- Goal
Please transcribe the data that follows without the pictures, keeping every word the same.

[Records]
===============
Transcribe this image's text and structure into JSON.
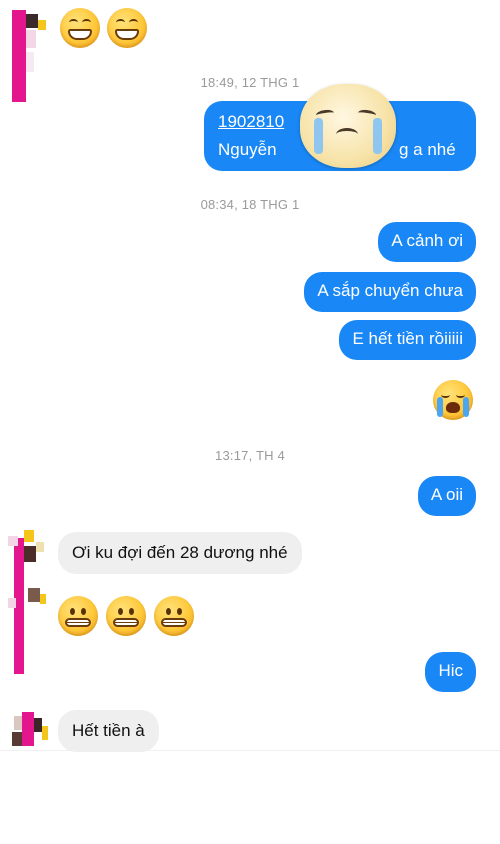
{
  "conversation": {
    "timestamps": [
      "18:49, 12 THG 1",
      "08:34, 18 THG 1",
      "13:17, TH 4"
    ],
    "messages": {
      "account_number": "1902810",
      "account_name_start": "Nguyễn",
      "account_name_end": "g a nhé",
      "msg_a_canh_oi": "A cảnh ơi",
      "msg_sap_chuyen": "A sắp chuyển chưa",
      "msg_het_tien": "E hết tiền rồiiiii",
      "msg_a_oii": "A oii",
      "msg_oi_ku": "Ơi ku đợi đến 28 dương nhé",
      "msg_hic": "Hic",
      "msg_het_tien_a": "Hết tiền à"
    }
  },
  "icons": {
    "grinning": "grinning-face-icon",
    "grimacing": "grimacing-face-icon",
    "crying": "crying-face-icon",
    "sad_sticker": "sad-sticker-icon"
  },
  "colors": {
    "outgoing_bubble": "#1987f5",
    "incoming_bubble": "#efefef",
    "timestamp_text": "#9a9a9a",
    "avatar_accent": "#e4168d"
  }
}
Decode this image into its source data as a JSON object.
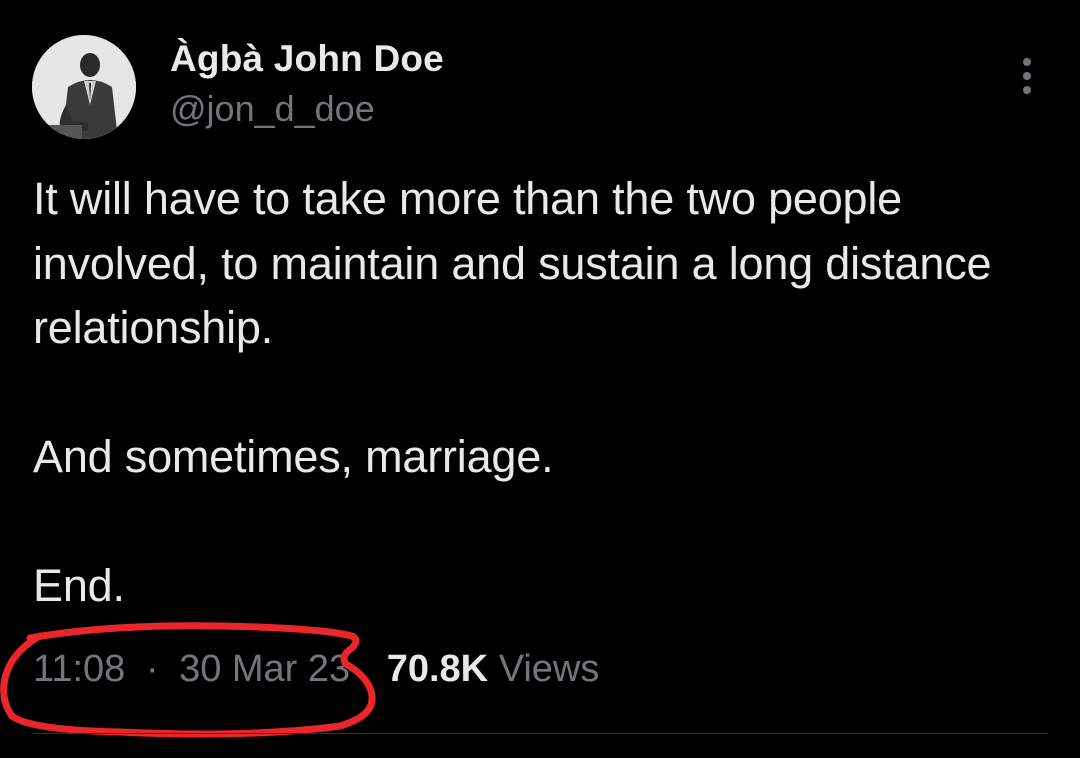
===============
- Solved exercise
Transcribe this image's text and structure into JSON.
{
  "conversation": {
    "timestamps": [
      "18:49, 12 THG 1",
      "08:34, 18 THG 1",
      "13:17, TH 4"
    ],
    "messages": {
      "account_number": "1902810",
      "account_name_start": "Nguyễn",
      "account_name_end": "g a nhé",
      "msg_a_canh_oi": "A cảnh ơi",
      "msg_sap_chuyen": "A sắp chuyển chưa",
      "msg_het_tien": "E hết tiền rồiiiii",
      "msg_a_oii": "A oii",
      "msg_oi_ku": "Ơi ku đợi đến 28 dương nhé",
      "msg_hic": "Hic",
      "msg_het_tien_a": "Hết tiền à"
    }
  },
  "icons": {
    "grinning": "grinning-face-icon",
    "grimacing": "grimacing-face-icon",
    "crying": "crying-face-icon",
    "sad_sticker": "sad-sticker-icon"
  },
  "colors": {
    "outgoing_bubble": "#1987f5",
    "incoming_bubble": "#efefef",
    "timestamp_text": "#9a9a9a",
    "avatar_accent": "#e4168d"
  }
}
Decode this image into its source data as a JSON object.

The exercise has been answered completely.